>>
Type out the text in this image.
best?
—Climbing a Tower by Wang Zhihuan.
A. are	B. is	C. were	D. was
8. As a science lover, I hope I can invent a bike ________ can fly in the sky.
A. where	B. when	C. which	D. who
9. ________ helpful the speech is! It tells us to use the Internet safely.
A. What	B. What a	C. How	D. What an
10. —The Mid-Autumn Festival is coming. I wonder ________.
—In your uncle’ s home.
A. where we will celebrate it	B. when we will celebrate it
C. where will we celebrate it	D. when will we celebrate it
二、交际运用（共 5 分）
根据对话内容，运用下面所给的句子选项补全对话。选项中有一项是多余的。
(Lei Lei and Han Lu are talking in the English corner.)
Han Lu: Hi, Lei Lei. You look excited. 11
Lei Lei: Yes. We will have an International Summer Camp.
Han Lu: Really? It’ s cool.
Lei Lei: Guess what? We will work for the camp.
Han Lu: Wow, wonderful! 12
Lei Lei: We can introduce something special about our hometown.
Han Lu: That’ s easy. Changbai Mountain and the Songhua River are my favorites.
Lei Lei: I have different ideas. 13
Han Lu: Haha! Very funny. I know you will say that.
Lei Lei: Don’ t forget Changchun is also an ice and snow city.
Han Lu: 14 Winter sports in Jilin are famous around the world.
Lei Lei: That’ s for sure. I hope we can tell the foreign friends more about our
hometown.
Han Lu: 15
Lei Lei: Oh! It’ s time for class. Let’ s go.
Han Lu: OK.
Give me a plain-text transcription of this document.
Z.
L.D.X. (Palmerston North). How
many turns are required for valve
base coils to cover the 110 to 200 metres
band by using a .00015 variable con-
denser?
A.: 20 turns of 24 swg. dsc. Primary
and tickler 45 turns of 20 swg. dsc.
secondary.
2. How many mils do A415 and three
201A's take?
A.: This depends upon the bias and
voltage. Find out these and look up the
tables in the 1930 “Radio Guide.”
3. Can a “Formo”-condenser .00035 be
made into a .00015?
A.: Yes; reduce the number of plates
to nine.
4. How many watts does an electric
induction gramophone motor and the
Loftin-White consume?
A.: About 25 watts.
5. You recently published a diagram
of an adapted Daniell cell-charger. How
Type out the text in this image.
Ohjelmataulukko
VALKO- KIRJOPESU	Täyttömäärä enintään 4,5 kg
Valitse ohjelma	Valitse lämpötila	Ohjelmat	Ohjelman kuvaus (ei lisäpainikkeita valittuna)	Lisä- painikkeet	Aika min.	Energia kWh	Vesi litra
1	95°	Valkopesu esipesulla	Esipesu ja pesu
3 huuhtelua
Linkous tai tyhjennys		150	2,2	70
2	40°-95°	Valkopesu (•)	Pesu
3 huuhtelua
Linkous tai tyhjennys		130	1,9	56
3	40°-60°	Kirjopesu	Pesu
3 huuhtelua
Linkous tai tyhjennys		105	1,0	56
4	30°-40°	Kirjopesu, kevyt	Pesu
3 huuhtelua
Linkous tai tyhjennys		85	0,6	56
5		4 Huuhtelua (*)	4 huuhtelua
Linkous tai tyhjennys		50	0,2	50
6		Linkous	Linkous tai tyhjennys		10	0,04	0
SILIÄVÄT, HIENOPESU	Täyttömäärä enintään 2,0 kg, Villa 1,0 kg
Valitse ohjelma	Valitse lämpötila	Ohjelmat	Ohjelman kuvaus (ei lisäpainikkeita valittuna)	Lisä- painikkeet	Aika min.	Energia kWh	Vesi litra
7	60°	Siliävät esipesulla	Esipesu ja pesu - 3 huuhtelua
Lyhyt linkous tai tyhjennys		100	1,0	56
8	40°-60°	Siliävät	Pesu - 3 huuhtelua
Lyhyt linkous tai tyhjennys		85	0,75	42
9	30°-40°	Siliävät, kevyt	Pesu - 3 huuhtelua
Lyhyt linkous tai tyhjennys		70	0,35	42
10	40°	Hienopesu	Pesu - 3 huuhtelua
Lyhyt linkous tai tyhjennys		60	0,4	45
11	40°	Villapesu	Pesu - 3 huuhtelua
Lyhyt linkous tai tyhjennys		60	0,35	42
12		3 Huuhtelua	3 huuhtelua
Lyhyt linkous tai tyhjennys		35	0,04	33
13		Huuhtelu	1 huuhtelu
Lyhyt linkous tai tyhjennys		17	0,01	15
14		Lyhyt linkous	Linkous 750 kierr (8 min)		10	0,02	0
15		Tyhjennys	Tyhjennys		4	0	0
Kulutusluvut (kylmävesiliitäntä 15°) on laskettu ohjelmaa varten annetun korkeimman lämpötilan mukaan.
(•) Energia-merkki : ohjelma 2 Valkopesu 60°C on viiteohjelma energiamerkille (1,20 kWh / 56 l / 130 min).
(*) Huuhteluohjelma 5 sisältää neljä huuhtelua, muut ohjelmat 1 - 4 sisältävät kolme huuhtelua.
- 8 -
<<
### WHAT IS NEEDED:
Each line of the material above needs to be quoted exactly, please.

### REPLY TO THE TASK:
Type out the text in this image.
best?
—Climbing a Tower by Wang Zhihuan.
A. are	B. is	C. were	D. was
8. As a science lover, I hope I can invent a bike ________ can fly in the sky.
A. where	B. when	C. which	D. who
9. ________ helpful the speech is! It tells us to use the Internet safely.
A. What	B. What a	C. How	D. What an
10. —The Mid-Autumn Festival is coming. I wonder ________.
—In your uncle’ s home.
A. where we will celebrate it	B. when we will celebrate it
C. where will we celebrate it	D. when will we celebrate it
二、交际运用（共 5 分）
根据对话内容，运用下面所给的句子选项补全对话。选项中有一项是多余的。
(Lei Lei and Han Lu are talking in the English corner.)
Han Lu: Hi, Lei Lei. You look excited. 11
Lei Lei: Yes. We will have an International Summer Camp.
Han Lu: Really? It’ s cool.
Lei Lei: Guess what? We will work for the camp.
Han Lu: Wow, wonderful! 12
Lei Lei: We can introduce something special about our hometown.
Han Lu: That’ s easy. Changbai Mountain and the Songhua River are my favorites.
Lei Lei: I have different ideas. 13
Han Lu: Haha! Very funny. I know you will say that.
Lei Lei: Don’ t forget Changchun is also an ice and snow city.
Han Lu: 14 Winter sports in Jilin are famous around the world.
Lei Lei: That’ s for sure. I hope we can tell the foreign friends more about our
hometown.
Han Lu: 15
Lei Lei: Oh! It’ s time for class. Let’ s go.
Han Lu: OK.
Give me a plain-text transcription of this document.
Z.
L.D.X. (Palmerston North). How
many turns are required for valve
base coils to cover the 110 to 200 metres
band by using a .00015 variable con-
denser?
A.: 20 turns of 24 swg. dsc. Primary
and tickler 45 turns of 20 swg. dsc.
secondary.
2. How many mils do A415 and three
201A's take?
A.: This depends upon the bias and
voltage. Find out these and look up the
tables in the 1930 “Radio Guide.”
3. Can a “Formo”-condenser .00035 be
made into a .00015?
A.: Yes; reduce the number of plates
to nine.
4. How many watts does an electric
induction gramophone motor and the
Loftin-White consume?
A.: About 25 watts.
5. You recently published a diagram
of an adapted Daniell cell-charger. How
Type out the text in this image.
Ohjelmataulukko
VALKO- KIRJOPESU	Täyttömäärä enintään 4,5 kg
Valitse ohjelma	Valitse lämpötila	Ohjelmat	Ohjelman kuvaus (ei lisäpainikkeita valittuna)	Lisä- painikkeet	Aika min.	Energia kWh	Vesi litra
1	95°	Valkopesu esipesulla	Esipesu ja pesu
3 huuhtelua
Linkous tai tyhjennys		150	2,2	70
2	40°-95°	Valkopesu (•)	Pesu
3 huuhtelua
Linkous tai tyhjennys		130	1,9	56
3	40°-60°	Kirjopesu	Pesu
3 huuhtelua
Linkous tai tyhjennys		105	1,0	56
4	30°-40°	Kirjopesu, kevyt	Pesu
3 huuhtelua
Linkous tai tyhjennys		85	0,6	56
5		4 Huuhtelua (*)	4 huuhtelua
Linkous tai tyhjennys		50	0,2	50
6		Linkous	Linkous tai tyhjennys		10	0,04	0
SILIÄVÄT, HIENOPESU	Täyttömäärä enintään 2,0 kg, Villa 1,0 kg
Valitse ohjelma	Valitse lämpötila	Ohjelmat	Ohjelman kuvaus (ei lisäpainikkeita valittuna)	Lisä- painikkeet	Aika min.	Energia kWh	Vesi litra
7	60°	Siliävät esipesulla	Esipesu ja pesu - 3 huuhtelua
Lyhyt linkous tai tyhjennys		100	1,0	56
8	40°-60°	Siliävät	Pesu - 3 huuhtelua
Lyhyt linkous tai tyhjennys		85	0,75	42
9	30°-40°	Siliävät, kevyt	Pesu - 3 huuhtelua
Lyhyt linkous tai tyhjennys		70	0,35	42
10	40°	Hienopesu	Pesu - 3 huuhtelua
Lyhyt linkous tai tyhjennys		60	0,4	45
11	40°	Villapesu	Pesu - 3 huuhtelua
Lyhyt linkous tai tyhjennys		60	0,35	42
12		3 Huuhtelua	3 huuhtelua
Lyhyt linkous tai tyhjennys		35	0,04	33
13		Huuhtelu	1 huuhtelu
Lyhyt linkous tai tyhjennys		17	0,01	15
14		Lyhyt linkous	Linkous 750 kierr (8 min)		10	0,02	0
15		Tyhjennys	Tyhjennys		4	0	0
Kulutusluvut (kylmävesiliitäntä 15°) on laskettu ohjelmaa varten annetun korkeimman lämpötilan mukaan.
(•) Energia-merkki : ohjelma 2 Valkopesu 60°C on viiteohjelma energiamerkille (1,20 kWh / 56 l / 130 min).
(*) Huuhteluohjelma 5 sisältää neljä huuhtelua, muut ohjelmat 1 - 4 sisältävät kolme huuhtelua.
- 8 -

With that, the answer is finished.